• WHAT THE TASK REQUIRES
Transcribe every line exactly and omit anything that is a picture.

Stored data
--

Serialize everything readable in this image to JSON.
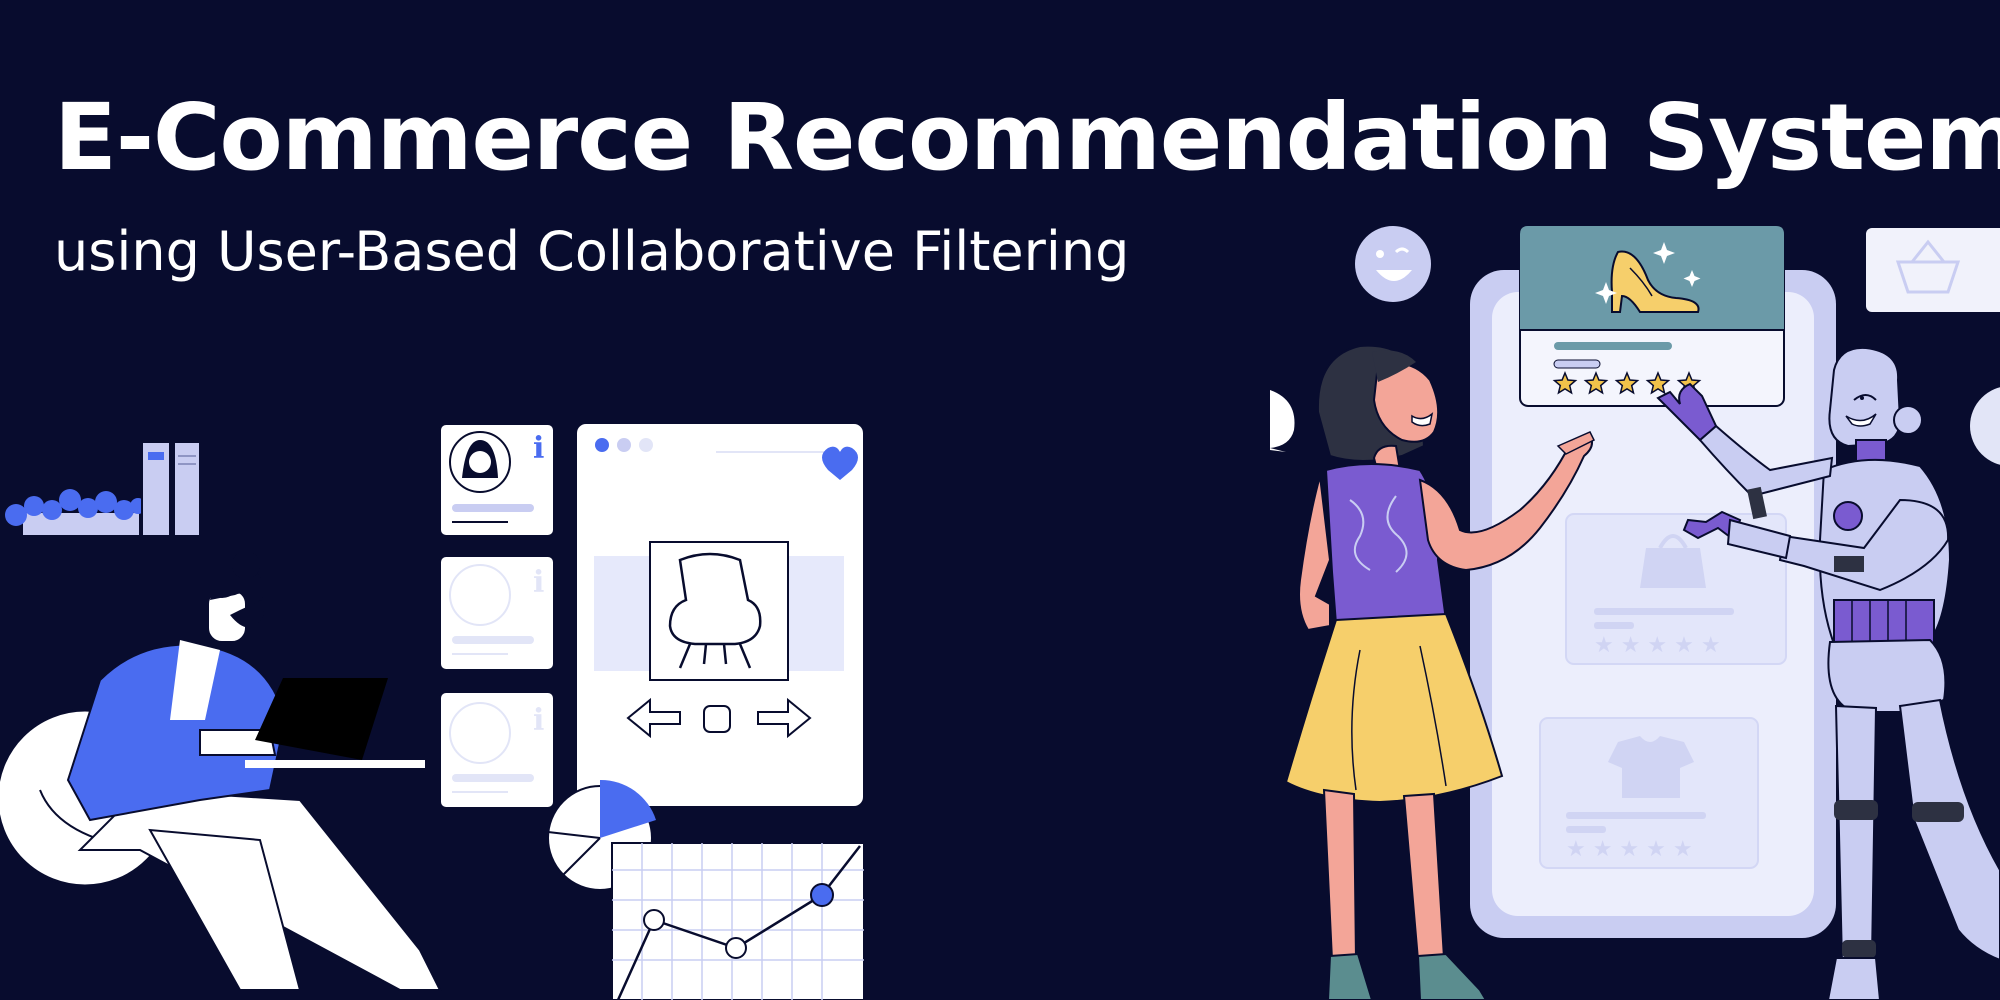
{
  "header": {
    "title": "E-Commerce Recommendation System",
    "subtitle": "using User-Based Collaborative Filtering"
  },
  "colors": {
    "background": "#080c2e",
    "accent_blue": "#4a6cf0",
    "lavender": "#c9cdf2",
    "teal": "#6b9aa8",
    "yellow": "#f6cf6b",
    "purple": "#7a5bd0",
    "star": "#f1c24a"
  },
  "illustration": {
    "featured_product_rating": 5,
    "other_product_ratings": [
      5,
      5
    ],
    "icons": [
      "smiley-icon",
      "shopping-basket-icon",
      "heart-icon",
      "info-icon",
      "high-heel-icon",
      "armchair-icon",
      "bag-icon",
      "tshirt-icon",
      "pie-chart-icon",
      "line-chart-icon"
    ]
  }
}
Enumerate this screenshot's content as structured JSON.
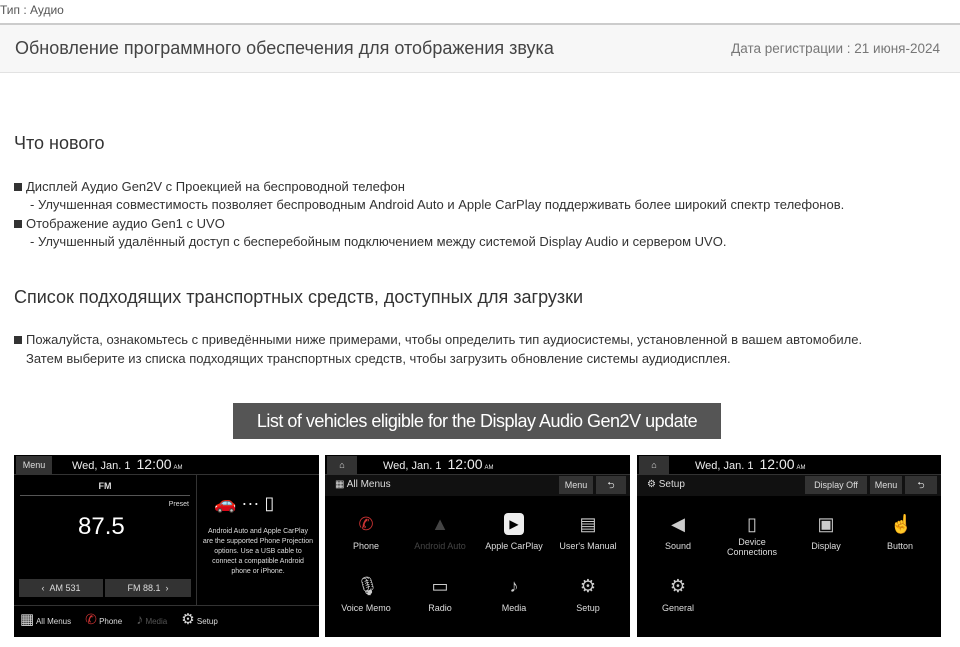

--

• RESPONSE TO THIS EXERCISE
Serialize everything readable in this image to JSON.
{
  "header": {
    "title": "E-Commerce Recommendation System",
    "subtitle": "using User-Based Collaborative Filtering"
  },
  "colors": {
    "background": "#080c2e",
    "accent_blue": "#4a6cf0",
    "lavender": "#c9cdf2",
    "teal": "#6b9aa8",
    "yellow": "#f6cf6b",
    "purple": "#7a5bd0",
    "star": "#f1c24a"
  },
  "illustration": {
    "featured_product_rating": 5,
    "other_product_ratings": [
      5,
      5
    ],
    "icons": [
      "smiley-icon",
      "shopping-basket-icon",
      "heart-icon",
      "info-icon",
      "high-heel-icon",
      "armchair-icon",
      "bag-icon",
      "tshirt-icon",
      "pie-chart-icon",
      "line-chart-icon"
    ]
  }
}
Enumerate this screenshot's content as structured JSON.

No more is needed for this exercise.